RM: Was ist Armut? Armut ist ein Problem, aber oft geht es bei relativer Armut nicht um das Hungern. Es kann sein, aber meistens geht es um die Auswirkungen der Armut auf die Psyche. Es geht darum, wie die Gesellschaft dich behandelt. Die Menschen spüren das, sie sind dabei sensibel wie Kinder: Ein Kind wächst auf, abhängig von dem Gefühl, wie es selbst wahrgenommen wird. Wenn die Eltern denken, ihr Kind ist zu allem Möglichen fähig, wird das Kind sich viel zutrauen. Wenn das Kind immer wieder gespiegelt bekommt, dass es keinen Wert hat, dann wird es dies verinnerlichen. Man kann Menschen nicht versprechen, sie aus der Armut herauszuholen, aber man kann sich viele Gedanken darüber machen, wie man die Menschen von den Auswirkungen der Armut befreien kann.

▶ **Was gefragt ist**
Stimmen diese Aussagen mit dem Text über Armut oben überein: (a) Bei relativer Armut geht es meistens um die Auswirkungen auf die Psyche. (b) Man kann Menschen versprechen, sie aus der Armut herauszuholen. (c) Ein Kind, dessen Eltern es für zu allem Möglichen fähig halten, wird sich wenig zutrauen. Beantworte jede Aussage mit Ja oder Nein und führe die entscheidenden Worte des Textes wörtlich an.

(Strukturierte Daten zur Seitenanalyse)
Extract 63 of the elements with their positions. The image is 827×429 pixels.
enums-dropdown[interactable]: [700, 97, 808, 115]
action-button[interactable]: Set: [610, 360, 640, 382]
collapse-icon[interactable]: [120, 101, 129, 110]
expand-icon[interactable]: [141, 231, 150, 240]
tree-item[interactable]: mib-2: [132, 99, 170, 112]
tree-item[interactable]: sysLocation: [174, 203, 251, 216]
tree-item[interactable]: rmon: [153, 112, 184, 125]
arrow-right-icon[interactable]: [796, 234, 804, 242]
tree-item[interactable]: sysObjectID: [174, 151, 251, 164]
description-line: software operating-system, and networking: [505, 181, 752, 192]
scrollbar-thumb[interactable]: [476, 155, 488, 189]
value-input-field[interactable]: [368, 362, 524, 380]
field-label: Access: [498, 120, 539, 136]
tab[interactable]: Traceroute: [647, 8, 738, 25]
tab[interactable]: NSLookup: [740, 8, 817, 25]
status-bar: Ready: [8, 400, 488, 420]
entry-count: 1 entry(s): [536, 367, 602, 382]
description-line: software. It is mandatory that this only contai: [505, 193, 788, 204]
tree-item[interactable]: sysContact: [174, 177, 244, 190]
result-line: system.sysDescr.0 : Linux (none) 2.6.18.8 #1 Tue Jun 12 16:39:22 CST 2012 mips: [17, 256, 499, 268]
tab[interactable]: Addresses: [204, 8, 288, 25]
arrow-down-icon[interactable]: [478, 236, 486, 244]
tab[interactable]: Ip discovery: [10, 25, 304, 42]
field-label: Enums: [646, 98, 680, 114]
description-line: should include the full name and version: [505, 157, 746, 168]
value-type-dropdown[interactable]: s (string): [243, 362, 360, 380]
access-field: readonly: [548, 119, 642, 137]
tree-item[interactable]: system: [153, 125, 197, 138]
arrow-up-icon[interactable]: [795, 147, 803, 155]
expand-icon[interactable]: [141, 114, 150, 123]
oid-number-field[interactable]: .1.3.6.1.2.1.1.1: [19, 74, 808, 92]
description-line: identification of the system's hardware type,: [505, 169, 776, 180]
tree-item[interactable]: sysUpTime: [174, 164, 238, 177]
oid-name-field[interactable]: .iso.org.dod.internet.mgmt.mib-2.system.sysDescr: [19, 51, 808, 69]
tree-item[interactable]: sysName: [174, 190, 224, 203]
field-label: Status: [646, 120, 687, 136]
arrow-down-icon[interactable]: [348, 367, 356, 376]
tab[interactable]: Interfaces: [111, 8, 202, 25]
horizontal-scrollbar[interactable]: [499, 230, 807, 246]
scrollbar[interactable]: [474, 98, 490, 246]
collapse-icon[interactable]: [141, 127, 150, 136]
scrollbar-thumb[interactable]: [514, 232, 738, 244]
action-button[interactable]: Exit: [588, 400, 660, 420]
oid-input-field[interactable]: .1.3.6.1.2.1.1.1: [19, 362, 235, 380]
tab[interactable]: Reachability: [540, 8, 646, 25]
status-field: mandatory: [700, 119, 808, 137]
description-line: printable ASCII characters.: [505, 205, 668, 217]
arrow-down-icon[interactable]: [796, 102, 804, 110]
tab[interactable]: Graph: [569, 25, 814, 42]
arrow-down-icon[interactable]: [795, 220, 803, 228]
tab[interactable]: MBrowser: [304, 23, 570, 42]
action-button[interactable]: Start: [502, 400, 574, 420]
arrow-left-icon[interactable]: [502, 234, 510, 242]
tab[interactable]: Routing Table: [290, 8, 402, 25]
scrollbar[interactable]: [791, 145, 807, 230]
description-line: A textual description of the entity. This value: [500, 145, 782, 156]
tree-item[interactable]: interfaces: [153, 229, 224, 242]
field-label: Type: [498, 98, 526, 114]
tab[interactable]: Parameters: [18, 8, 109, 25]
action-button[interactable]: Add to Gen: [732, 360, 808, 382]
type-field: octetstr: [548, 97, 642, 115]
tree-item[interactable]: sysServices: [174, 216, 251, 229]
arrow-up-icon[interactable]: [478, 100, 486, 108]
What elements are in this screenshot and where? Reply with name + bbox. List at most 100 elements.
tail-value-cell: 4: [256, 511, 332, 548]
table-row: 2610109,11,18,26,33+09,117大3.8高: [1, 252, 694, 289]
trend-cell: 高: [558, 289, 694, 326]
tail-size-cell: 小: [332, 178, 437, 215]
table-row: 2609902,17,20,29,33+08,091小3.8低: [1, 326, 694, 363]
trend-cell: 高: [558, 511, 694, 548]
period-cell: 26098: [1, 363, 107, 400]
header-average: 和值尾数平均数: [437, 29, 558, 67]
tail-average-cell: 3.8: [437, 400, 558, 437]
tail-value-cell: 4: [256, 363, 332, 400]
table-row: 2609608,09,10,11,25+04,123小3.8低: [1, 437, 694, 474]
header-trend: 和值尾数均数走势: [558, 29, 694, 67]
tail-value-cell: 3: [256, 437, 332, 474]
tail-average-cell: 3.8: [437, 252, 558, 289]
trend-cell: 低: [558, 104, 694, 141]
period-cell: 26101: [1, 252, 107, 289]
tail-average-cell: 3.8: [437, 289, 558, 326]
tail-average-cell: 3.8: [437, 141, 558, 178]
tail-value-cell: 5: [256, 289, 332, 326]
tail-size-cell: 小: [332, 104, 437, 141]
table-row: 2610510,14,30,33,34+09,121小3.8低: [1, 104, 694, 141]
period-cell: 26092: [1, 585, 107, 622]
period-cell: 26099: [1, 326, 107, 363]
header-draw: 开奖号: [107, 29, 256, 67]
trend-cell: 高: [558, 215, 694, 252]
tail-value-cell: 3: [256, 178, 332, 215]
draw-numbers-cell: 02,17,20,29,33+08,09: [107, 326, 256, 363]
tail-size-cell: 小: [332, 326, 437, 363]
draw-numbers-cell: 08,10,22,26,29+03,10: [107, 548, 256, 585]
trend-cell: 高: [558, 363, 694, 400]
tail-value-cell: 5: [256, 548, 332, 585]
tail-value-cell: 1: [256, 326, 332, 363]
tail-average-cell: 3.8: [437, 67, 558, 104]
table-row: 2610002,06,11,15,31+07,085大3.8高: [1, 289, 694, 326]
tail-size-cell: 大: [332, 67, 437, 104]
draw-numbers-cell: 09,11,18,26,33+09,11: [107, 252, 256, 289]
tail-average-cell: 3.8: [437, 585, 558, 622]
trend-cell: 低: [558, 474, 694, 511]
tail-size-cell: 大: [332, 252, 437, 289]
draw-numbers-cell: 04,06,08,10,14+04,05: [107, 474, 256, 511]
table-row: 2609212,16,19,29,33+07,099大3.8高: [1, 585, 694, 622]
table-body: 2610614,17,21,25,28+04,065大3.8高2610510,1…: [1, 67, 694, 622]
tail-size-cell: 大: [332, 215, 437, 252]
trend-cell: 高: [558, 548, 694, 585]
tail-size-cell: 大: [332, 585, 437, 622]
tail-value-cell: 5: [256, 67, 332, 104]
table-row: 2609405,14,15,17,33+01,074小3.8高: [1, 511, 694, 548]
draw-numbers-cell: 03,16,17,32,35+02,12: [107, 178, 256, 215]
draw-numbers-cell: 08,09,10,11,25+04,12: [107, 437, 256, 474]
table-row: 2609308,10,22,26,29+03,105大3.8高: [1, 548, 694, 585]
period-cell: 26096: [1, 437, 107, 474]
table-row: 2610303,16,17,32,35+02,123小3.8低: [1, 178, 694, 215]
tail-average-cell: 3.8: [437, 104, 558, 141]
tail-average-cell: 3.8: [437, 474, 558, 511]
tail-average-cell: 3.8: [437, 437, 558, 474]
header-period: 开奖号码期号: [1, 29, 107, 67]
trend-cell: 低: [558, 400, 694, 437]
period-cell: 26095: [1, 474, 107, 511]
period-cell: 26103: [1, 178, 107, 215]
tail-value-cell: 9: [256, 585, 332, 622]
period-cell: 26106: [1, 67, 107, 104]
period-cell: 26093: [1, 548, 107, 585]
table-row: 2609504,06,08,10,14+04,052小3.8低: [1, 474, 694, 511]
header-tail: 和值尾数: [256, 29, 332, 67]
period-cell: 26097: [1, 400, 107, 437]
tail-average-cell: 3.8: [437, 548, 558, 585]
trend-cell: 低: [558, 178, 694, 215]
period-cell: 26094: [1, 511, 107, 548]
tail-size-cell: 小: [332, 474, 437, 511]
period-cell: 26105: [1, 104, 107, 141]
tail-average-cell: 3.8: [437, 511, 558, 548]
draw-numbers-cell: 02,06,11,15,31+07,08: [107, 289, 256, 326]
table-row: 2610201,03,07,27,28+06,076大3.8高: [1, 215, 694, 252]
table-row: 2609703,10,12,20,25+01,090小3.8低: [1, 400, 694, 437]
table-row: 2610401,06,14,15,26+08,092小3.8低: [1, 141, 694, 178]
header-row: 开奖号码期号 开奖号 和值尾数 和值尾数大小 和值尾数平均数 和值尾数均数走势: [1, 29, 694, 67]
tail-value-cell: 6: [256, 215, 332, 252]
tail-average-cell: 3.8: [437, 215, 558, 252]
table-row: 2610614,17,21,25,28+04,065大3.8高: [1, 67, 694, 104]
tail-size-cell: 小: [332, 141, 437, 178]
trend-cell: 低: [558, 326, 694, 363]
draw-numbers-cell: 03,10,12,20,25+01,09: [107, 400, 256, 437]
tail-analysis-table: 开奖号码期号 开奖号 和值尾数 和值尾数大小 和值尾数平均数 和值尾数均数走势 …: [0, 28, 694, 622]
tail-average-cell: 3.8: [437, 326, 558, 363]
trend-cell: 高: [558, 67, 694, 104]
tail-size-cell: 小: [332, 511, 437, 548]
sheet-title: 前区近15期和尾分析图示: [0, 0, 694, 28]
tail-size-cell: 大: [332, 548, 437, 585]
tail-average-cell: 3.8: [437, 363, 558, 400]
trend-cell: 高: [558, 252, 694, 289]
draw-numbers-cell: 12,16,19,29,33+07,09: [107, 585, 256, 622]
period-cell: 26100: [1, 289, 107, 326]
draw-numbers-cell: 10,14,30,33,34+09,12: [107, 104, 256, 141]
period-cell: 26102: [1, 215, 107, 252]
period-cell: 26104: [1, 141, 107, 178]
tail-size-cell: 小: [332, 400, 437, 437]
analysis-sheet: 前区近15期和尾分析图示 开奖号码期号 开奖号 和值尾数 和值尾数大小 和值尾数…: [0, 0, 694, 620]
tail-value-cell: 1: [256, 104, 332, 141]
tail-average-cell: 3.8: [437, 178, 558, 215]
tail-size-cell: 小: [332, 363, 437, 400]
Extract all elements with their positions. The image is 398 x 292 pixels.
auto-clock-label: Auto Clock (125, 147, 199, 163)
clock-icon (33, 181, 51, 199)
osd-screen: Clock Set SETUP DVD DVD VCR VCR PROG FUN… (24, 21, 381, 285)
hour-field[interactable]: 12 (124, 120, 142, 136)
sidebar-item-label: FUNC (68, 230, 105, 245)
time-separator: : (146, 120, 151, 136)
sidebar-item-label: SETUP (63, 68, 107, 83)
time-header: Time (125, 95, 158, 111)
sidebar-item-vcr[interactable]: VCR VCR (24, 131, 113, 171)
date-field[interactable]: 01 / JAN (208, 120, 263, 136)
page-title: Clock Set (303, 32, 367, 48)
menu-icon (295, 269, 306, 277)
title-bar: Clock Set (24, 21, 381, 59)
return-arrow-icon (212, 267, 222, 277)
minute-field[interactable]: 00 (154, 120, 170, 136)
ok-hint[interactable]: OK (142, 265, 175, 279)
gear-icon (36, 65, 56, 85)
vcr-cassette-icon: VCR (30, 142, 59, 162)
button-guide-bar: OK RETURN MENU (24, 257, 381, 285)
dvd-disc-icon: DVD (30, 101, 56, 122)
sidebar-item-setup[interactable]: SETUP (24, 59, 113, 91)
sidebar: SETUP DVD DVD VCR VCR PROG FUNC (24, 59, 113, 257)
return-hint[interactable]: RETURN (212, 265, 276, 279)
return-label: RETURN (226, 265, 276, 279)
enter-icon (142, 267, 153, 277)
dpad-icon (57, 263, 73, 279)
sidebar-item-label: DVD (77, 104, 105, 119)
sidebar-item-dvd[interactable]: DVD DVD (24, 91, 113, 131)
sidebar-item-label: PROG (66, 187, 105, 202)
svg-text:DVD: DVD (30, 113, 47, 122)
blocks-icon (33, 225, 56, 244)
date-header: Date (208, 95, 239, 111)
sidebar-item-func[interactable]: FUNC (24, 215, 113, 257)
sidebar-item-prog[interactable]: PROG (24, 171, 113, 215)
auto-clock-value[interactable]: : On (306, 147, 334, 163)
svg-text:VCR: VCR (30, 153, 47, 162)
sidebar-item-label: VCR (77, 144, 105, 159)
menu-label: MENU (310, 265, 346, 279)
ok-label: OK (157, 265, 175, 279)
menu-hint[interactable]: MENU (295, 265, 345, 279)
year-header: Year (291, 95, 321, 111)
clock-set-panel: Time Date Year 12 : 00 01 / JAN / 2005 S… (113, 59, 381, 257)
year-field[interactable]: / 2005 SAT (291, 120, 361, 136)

▶ **Erwartete Antwort**
(a) Ja: „meistens geht es um die Auswirkungen der Armut auf die Psyche“
(b) Nein: „Man kann Menschen nicht versprechen, sie aus der Armut herauszuholen“
(c) Nein: „wird das Kind sich viel zutrauen“